▸ What is needed
Transcribe the interview excerpt below about women farmers in full, without changing anything.

▸ Given passage
= Beginning of Section =

I started stewing on that, taking that anecdotal evidence, and in the process of investigating, I noticed that most of the farmers in my valley are women — in fact, the first farmer in the valley was a woman and she’s still here. I thought, there’s a story that needs to be told.

Cindy Krepky of Dog Mountain Farm

Cindy Krepky of Dog Mountain Farm.Audra Mulkern

Q. You picked up photography relatively recently, but I sure wouldn’t have guessed it. The photographs are all so beautiful.

A. I really wanted to do justice to what I was seeing, I wanted to people to see an unvarnished look. Sometimes the pictures are beautiful, I’ll grant that, but I wanted them to be unvarnished. They’re not edited, they’re raw. I want people to see what I see.

Q. Is it important to you that the photos are unedited?

A. It’s important to me that’s it’s not glamorous. Farming can’t be glamorized — people have to know the true cost of their food, the true price of what they eat.

Q. So, why tell these stories?

A. I’m in awe of the work that they put in. I feel like somebody needs to really tell these stories. For too long, they’ve been ignored by the media and the government census. Only 14 percent of farms are operated by women. It’s interesting that there’s so much discussion about food and the food movement, but farmers have been left out of the conversation, and women are nowhere near it.

= End of Section =

(Document layout detection data)
= Beginning of Section =

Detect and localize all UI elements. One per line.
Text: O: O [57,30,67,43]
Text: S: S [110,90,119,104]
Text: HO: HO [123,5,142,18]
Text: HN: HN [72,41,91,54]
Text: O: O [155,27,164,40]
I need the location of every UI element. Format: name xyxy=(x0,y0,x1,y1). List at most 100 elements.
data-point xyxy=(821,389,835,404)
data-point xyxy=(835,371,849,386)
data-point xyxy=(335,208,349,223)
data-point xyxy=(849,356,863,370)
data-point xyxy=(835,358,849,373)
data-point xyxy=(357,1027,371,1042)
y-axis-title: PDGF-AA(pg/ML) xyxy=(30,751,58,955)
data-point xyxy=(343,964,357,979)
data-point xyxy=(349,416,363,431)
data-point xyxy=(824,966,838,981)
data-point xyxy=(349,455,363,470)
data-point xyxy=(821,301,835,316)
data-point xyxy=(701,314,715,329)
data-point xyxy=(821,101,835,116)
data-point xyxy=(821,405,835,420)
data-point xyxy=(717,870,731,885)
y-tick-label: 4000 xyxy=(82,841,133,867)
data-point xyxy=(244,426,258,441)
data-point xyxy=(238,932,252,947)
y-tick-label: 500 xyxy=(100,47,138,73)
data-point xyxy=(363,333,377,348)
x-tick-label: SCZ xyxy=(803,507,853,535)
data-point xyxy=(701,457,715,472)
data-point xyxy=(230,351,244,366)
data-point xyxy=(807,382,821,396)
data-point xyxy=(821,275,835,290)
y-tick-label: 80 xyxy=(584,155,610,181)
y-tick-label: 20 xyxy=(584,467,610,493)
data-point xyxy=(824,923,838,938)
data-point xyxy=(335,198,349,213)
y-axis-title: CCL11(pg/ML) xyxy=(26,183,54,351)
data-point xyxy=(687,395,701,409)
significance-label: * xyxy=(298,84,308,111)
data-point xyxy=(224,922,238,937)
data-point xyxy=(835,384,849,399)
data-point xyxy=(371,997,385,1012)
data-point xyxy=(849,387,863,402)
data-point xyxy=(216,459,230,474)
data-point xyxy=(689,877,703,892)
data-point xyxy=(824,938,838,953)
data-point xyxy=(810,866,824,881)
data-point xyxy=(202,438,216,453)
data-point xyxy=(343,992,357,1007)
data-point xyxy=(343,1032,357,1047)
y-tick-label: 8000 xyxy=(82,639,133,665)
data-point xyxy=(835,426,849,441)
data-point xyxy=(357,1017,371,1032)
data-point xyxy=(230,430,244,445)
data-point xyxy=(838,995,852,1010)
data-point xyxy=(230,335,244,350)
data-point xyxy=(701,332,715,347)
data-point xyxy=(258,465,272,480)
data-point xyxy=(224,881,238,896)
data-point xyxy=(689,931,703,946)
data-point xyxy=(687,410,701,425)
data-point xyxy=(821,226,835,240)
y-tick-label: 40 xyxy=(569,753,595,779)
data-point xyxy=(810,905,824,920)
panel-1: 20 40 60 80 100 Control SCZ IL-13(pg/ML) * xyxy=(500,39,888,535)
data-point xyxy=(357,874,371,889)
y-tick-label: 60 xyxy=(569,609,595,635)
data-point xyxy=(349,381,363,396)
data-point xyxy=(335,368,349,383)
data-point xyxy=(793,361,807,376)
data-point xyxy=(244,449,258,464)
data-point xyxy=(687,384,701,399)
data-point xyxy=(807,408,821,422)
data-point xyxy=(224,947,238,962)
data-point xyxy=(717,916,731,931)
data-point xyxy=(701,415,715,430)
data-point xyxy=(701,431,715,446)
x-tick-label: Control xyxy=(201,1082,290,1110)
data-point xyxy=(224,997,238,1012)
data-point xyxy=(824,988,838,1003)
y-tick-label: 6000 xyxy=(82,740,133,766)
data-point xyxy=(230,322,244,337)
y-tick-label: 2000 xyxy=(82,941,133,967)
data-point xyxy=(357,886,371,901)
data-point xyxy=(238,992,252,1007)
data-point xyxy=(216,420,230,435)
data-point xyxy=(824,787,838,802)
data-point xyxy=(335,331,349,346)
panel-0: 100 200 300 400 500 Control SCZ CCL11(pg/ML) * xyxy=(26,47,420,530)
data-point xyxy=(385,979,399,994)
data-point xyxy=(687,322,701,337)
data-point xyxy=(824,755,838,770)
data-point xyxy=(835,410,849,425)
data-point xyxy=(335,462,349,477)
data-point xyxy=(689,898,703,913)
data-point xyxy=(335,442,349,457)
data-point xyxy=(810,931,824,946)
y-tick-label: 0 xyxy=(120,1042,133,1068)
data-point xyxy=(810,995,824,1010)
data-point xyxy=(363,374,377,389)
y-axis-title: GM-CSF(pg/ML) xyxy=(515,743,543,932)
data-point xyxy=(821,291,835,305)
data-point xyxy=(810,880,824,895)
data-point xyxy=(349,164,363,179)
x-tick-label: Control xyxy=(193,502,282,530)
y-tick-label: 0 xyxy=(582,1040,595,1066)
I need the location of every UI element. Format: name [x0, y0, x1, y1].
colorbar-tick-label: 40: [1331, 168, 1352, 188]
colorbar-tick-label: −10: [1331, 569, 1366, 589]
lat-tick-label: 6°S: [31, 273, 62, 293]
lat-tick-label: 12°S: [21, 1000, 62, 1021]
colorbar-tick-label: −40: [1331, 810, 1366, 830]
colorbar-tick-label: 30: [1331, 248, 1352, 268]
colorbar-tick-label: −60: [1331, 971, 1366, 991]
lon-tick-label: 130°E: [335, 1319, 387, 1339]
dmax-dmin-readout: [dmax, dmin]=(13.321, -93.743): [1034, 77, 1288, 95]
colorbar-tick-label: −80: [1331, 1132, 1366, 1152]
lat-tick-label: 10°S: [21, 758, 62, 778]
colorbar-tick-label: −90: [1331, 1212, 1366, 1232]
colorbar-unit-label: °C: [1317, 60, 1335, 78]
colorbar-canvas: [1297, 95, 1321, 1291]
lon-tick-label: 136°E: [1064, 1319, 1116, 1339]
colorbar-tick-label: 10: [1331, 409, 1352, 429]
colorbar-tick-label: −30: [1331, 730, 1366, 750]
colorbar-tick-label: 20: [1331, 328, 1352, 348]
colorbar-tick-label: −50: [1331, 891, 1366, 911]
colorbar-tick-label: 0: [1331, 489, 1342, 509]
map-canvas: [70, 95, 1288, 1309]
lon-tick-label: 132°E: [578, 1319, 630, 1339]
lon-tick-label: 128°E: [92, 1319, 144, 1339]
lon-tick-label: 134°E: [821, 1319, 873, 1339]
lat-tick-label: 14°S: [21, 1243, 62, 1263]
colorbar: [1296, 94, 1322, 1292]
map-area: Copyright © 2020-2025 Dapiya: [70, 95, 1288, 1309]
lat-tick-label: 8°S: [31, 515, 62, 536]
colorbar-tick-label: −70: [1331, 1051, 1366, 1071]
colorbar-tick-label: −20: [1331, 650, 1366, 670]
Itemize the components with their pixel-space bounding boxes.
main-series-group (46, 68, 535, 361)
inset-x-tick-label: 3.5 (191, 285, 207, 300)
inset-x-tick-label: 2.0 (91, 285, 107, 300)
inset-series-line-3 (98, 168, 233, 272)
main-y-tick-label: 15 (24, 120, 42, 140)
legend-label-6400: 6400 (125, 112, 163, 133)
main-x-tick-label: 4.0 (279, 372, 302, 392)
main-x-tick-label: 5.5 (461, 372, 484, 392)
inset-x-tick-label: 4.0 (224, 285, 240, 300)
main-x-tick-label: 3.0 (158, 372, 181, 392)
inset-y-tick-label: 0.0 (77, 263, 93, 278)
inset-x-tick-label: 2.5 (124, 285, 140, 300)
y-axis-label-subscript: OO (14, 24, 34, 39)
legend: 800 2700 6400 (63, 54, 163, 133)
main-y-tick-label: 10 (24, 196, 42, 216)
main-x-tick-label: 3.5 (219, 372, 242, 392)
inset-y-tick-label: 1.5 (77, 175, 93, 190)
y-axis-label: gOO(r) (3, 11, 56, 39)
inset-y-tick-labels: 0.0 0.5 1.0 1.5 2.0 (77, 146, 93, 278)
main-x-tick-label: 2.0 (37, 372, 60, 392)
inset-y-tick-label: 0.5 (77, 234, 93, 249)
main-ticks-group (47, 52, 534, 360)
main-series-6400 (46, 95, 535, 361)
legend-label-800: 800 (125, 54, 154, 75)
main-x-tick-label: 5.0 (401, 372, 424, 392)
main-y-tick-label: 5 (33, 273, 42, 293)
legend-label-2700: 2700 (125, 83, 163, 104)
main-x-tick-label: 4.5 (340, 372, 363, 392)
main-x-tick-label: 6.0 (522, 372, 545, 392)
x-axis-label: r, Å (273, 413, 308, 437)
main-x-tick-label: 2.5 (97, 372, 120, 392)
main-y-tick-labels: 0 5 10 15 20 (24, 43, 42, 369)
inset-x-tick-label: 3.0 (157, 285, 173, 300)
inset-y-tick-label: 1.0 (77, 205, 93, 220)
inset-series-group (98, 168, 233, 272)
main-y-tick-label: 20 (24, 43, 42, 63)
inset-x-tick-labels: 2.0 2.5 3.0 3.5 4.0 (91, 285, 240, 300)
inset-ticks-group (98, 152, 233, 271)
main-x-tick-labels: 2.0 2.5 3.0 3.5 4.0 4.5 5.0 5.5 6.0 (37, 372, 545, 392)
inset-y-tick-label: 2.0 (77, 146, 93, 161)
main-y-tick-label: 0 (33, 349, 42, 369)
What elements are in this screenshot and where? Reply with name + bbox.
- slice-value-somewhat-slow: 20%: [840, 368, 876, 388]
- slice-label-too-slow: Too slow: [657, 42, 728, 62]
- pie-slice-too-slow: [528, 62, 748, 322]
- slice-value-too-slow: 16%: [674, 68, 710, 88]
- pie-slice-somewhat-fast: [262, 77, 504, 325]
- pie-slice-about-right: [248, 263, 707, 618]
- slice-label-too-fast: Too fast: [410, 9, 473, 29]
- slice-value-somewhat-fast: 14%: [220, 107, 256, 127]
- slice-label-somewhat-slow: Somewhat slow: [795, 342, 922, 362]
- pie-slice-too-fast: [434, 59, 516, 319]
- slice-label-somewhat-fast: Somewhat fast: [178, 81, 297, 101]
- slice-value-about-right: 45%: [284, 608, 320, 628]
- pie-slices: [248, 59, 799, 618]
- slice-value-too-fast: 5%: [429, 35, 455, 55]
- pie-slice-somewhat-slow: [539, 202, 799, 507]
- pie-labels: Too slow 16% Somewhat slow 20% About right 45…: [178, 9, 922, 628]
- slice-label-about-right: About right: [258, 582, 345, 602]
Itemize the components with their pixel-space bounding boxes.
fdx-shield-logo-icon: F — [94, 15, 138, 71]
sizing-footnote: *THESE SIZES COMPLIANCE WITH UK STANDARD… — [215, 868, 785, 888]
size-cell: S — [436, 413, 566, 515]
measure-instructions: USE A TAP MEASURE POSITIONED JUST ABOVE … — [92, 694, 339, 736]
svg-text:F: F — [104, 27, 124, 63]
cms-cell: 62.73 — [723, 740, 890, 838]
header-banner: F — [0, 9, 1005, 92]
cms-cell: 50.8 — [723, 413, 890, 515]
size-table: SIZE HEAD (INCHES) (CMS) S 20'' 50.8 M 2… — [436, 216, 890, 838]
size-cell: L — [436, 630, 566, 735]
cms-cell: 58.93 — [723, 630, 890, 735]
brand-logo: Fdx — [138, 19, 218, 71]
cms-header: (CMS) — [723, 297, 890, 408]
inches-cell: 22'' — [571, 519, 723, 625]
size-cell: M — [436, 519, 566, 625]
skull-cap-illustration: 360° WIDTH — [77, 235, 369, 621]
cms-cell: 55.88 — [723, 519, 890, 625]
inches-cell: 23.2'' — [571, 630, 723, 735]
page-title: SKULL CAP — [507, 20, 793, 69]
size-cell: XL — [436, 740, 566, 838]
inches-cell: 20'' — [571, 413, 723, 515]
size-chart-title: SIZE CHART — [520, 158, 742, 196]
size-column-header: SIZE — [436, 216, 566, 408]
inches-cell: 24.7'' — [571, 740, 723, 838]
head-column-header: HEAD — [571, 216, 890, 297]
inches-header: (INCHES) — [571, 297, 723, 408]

= End of Section =

▸ Answer section
I started stewing on that, taking that anecdotal evidence, and in the process of investigating, I noticed that most of the farmers in my valley are women — in fact, the first farmer in the valley was a woman and she’s still here. I thought, there’s a story that needs to be told.

Cindy Krepky of Dog Mountain Farm

Cindy Krepky of Dog Mountain Farm.Audra Mulkern

Q. You picked up photography relatively recently, but I sure wouldn’t have guessed it. The photographs are all so beautiful.

A. I really wanted to do justice to what I was seeing, I wanted to people to see an unvarnished look. Sometimes the pictures are beautiful, I’ll grant that, but I wanted them to be unvarnished. They’re not edited, they’re raw. I want people to see what I see.

Q. Is it important to you that the photos are unedited?

A. It’s important to me that’s it’s not glamorous. Farming can’t be glamorized — people have to know the true cost of their food, the true price of what they eat.

Q. So, why tell these stories?

A. I’m in awe of the work that they put in. I feel like somebody needs to really tell these stories. For too long, they’ve been ignored by the media and the government census. Only 14 percent of farms are operated by women. It’s interesting that there’s so much discussion about food and the food movement, but farmers have been left out of the conversation, and women are nowhere near it.